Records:

------------

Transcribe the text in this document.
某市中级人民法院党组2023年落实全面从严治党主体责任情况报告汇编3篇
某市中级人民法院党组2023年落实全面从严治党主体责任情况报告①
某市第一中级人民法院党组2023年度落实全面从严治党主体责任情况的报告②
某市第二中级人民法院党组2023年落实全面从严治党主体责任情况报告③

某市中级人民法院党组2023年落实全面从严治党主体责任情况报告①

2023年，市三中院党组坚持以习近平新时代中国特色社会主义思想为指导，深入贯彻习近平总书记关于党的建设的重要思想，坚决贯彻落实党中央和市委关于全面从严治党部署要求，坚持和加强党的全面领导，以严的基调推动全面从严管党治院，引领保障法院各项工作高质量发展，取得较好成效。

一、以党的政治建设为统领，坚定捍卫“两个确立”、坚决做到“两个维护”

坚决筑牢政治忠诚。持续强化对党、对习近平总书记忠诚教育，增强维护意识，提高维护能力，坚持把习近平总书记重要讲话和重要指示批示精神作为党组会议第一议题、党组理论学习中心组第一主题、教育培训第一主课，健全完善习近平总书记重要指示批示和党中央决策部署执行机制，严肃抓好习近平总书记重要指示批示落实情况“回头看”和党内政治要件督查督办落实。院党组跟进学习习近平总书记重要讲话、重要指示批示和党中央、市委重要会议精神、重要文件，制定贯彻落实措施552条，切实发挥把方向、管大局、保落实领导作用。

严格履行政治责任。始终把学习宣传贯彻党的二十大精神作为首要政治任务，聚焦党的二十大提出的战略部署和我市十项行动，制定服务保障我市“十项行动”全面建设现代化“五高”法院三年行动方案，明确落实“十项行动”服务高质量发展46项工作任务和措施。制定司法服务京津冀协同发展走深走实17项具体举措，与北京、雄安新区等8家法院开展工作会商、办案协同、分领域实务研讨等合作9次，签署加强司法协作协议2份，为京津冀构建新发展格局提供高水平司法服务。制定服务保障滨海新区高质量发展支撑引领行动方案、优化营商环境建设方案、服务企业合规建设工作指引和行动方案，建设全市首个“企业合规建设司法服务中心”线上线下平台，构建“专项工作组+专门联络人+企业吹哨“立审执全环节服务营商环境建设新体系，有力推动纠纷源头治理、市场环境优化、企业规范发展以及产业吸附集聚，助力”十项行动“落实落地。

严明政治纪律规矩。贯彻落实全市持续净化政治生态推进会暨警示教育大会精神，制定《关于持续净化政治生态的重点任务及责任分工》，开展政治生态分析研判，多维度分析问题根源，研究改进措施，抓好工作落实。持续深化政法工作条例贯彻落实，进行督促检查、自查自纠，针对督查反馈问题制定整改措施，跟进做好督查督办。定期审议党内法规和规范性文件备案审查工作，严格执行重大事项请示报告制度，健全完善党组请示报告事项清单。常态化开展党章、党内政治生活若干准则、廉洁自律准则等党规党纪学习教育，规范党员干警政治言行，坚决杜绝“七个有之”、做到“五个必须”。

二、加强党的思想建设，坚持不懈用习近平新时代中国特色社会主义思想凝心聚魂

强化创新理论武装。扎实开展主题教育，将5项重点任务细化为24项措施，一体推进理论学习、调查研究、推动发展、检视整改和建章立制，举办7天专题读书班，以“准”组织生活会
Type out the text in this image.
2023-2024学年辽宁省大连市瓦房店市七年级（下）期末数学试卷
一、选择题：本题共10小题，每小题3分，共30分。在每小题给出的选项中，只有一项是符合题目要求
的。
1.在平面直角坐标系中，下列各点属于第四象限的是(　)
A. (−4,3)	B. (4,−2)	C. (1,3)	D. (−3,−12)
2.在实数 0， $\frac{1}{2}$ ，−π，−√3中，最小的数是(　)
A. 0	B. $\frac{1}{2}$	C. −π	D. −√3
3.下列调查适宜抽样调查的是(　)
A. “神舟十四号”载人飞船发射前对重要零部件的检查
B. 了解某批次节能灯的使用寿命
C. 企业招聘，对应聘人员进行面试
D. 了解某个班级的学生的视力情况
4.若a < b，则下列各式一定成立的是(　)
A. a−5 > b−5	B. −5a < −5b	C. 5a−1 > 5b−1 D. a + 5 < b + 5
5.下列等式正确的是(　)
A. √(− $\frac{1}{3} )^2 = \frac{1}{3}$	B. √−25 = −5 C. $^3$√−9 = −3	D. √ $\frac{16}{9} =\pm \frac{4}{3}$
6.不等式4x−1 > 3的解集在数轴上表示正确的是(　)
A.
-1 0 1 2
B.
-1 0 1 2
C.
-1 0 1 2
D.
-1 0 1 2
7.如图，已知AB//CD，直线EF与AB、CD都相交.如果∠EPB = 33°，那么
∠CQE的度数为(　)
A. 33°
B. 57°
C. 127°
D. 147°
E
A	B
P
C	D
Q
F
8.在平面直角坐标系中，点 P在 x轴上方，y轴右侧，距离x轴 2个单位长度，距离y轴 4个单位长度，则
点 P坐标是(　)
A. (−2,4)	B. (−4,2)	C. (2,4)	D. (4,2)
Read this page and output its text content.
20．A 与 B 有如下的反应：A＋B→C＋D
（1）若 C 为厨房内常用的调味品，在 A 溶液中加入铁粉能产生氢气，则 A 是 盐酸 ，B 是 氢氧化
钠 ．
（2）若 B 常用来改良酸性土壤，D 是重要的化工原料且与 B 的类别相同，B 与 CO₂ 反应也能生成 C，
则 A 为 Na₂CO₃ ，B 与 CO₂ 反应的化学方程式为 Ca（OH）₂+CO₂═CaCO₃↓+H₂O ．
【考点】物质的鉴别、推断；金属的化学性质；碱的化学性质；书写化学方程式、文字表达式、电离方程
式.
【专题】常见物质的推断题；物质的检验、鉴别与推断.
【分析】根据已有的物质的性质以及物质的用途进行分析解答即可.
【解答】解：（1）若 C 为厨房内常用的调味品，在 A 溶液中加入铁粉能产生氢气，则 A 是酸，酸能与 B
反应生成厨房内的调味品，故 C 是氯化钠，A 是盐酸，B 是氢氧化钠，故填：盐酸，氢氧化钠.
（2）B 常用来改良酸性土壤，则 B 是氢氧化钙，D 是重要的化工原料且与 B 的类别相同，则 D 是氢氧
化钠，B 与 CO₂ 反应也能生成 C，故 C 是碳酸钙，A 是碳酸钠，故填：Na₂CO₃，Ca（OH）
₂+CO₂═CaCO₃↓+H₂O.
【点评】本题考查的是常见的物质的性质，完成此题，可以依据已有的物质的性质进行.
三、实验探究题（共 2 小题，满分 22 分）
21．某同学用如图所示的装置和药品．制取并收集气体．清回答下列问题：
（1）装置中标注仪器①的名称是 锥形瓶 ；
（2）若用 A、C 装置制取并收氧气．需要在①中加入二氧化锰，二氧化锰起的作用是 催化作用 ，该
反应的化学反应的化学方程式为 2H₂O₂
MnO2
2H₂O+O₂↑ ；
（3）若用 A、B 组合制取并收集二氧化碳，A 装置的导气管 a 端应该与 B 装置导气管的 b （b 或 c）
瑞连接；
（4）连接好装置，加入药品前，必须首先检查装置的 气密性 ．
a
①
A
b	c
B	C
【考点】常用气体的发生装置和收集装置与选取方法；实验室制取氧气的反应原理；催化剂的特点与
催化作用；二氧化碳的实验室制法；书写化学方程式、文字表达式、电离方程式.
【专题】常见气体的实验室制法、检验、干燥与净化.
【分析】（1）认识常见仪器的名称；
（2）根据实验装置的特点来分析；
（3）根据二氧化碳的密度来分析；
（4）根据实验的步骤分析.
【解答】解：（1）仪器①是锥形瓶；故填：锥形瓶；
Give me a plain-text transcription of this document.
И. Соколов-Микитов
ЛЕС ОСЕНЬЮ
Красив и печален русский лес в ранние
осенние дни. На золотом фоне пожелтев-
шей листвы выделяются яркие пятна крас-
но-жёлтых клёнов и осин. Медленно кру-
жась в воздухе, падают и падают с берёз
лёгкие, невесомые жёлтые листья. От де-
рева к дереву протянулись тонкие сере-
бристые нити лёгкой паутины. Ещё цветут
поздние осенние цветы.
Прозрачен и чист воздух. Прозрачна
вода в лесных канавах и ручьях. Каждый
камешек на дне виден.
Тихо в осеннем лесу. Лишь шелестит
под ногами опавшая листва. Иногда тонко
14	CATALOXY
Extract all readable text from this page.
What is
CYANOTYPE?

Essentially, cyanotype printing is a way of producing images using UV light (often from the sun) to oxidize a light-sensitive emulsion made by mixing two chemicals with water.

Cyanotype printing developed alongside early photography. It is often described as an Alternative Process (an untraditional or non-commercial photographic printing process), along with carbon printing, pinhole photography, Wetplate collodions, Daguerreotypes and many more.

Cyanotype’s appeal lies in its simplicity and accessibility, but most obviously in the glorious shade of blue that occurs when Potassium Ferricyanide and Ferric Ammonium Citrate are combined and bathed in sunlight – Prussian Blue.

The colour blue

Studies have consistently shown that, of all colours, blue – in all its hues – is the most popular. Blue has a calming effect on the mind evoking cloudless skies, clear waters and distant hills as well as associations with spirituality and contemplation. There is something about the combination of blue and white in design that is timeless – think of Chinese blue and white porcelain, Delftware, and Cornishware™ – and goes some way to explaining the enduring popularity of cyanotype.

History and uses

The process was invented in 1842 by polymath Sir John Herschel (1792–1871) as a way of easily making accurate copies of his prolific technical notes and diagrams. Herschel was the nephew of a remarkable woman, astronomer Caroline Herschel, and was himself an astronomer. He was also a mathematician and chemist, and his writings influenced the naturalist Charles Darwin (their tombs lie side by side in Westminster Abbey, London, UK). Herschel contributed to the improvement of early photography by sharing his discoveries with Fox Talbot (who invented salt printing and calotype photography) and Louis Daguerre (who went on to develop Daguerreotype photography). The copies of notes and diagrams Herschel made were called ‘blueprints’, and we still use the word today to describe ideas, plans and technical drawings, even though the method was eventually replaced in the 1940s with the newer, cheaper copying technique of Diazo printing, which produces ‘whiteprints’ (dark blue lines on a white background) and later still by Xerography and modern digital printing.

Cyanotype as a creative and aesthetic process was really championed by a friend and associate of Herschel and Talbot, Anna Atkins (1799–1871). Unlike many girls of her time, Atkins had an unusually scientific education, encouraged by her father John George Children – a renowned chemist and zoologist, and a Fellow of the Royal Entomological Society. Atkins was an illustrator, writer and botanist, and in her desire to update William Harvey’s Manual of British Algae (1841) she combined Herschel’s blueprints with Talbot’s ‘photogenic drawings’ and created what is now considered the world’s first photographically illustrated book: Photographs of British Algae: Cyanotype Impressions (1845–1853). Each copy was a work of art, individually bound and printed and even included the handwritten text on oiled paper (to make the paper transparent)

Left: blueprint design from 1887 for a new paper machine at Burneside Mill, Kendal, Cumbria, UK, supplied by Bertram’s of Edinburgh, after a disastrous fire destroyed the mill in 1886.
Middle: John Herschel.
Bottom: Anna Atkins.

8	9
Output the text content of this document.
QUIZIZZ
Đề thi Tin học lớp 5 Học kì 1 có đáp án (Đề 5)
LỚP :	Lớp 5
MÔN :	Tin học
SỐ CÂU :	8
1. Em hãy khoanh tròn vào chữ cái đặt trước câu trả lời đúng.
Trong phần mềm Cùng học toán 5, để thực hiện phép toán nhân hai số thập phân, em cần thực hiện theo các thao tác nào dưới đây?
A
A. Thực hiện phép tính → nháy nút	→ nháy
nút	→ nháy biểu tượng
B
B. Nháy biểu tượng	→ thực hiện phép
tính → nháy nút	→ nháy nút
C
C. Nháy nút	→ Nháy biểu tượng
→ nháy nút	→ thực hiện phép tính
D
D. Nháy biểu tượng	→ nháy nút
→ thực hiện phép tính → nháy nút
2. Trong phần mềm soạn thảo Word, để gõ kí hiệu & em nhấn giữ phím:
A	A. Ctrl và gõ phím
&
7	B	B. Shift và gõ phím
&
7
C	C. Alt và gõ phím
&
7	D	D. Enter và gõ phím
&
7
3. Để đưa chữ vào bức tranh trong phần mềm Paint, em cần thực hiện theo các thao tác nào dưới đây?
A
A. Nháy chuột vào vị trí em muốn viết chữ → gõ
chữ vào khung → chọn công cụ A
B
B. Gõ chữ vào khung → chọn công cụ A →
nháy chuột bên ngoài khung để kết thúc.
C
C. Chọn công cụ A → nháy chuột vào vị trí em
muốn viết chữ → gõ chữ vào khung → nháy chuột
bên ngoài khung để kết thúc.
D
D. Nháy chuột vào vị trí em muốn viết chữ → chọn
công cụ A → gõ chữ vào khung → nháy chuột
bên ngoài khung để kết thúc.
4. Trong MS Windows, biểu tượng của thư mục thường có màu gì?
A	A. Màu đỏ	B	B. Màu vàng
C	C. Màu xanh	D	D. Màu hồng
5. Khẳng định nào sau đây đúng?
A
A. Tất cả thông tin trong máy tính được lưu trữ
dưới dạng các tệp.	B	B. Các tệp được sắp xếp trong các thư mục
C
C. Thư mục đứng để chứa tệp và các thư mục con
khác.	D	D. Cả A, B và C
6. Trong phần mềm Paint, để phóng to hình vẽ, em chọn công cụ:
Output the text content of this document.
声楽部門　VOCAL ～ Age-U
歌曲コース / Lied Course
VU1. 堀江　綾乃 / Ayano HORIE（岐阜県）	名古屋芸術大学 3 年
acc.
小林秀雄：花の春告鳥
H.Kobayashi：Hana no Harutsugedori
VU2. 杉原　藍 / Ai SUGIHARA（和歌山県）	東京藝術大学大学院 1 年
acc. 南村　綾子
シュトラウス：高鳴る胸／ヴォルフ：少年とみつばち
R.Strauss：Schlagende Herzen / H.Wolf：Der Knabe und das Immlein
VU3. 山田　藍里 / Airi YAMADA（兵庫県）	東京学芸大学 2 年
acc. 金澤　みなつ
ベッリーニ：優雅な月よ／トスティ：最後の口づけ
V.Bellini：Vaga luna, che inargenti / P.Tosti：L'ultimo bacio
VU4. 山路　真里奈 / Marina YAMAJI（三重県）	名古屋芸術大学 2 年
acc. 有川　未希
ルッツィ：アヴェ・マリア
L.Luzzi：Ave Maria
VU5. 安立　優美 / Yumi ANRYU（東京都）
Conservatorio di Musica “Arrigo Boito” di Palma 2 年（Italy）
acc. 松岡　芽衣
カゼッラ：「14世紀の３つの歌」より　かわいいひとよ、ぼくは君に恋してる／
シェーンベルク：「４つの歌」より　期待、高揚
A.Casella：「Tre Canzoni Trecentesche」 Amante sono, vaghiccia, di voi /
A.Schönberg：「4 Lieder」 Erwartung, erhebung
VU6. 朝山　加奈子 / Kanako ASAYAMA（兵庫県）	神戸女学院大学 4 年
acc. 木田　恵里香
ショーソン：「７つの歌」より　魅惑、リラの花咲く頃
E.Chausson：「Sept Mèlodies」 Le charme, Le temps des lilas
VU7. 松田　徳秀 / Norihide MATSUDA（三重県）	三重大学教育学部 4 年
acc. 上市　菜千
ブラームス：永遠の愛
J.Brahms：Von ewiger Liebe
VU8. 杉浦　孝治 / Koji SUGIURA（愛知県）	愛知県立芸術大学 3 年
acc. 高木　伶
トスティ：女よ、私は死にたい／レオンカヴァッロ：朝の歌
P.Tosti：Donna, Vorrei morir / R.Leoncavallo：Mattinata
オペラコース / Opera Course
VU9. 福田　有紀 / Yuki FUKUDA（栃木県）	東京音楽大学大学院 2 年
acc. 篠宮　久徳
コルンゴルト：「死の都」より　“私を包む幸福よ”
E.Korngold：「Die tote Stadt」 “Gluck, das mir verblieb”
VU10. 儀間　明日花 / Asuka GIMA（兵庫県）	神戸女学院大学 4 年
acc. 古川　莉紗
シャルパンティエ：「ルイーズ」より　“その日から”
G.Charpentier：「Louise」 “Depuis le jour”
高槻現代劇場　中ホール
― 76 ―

------------

**To do:** Go through the preceding material and copy each line that has the word "khung".

**Complete output:**
chữ vào khung → chọn công cụ A
B. Gõ chữ vào khung → chọn công cụ A →
nháy chuột bên ngoài khung để kết thúc.
muốn viết chữ → gõ chữ vào khung → nháy chuột
bên ngoài khung để kết thúc.
công cụ A → gõ chữ vào khung → nháy chuột
bên ngoài khung để kết thúc.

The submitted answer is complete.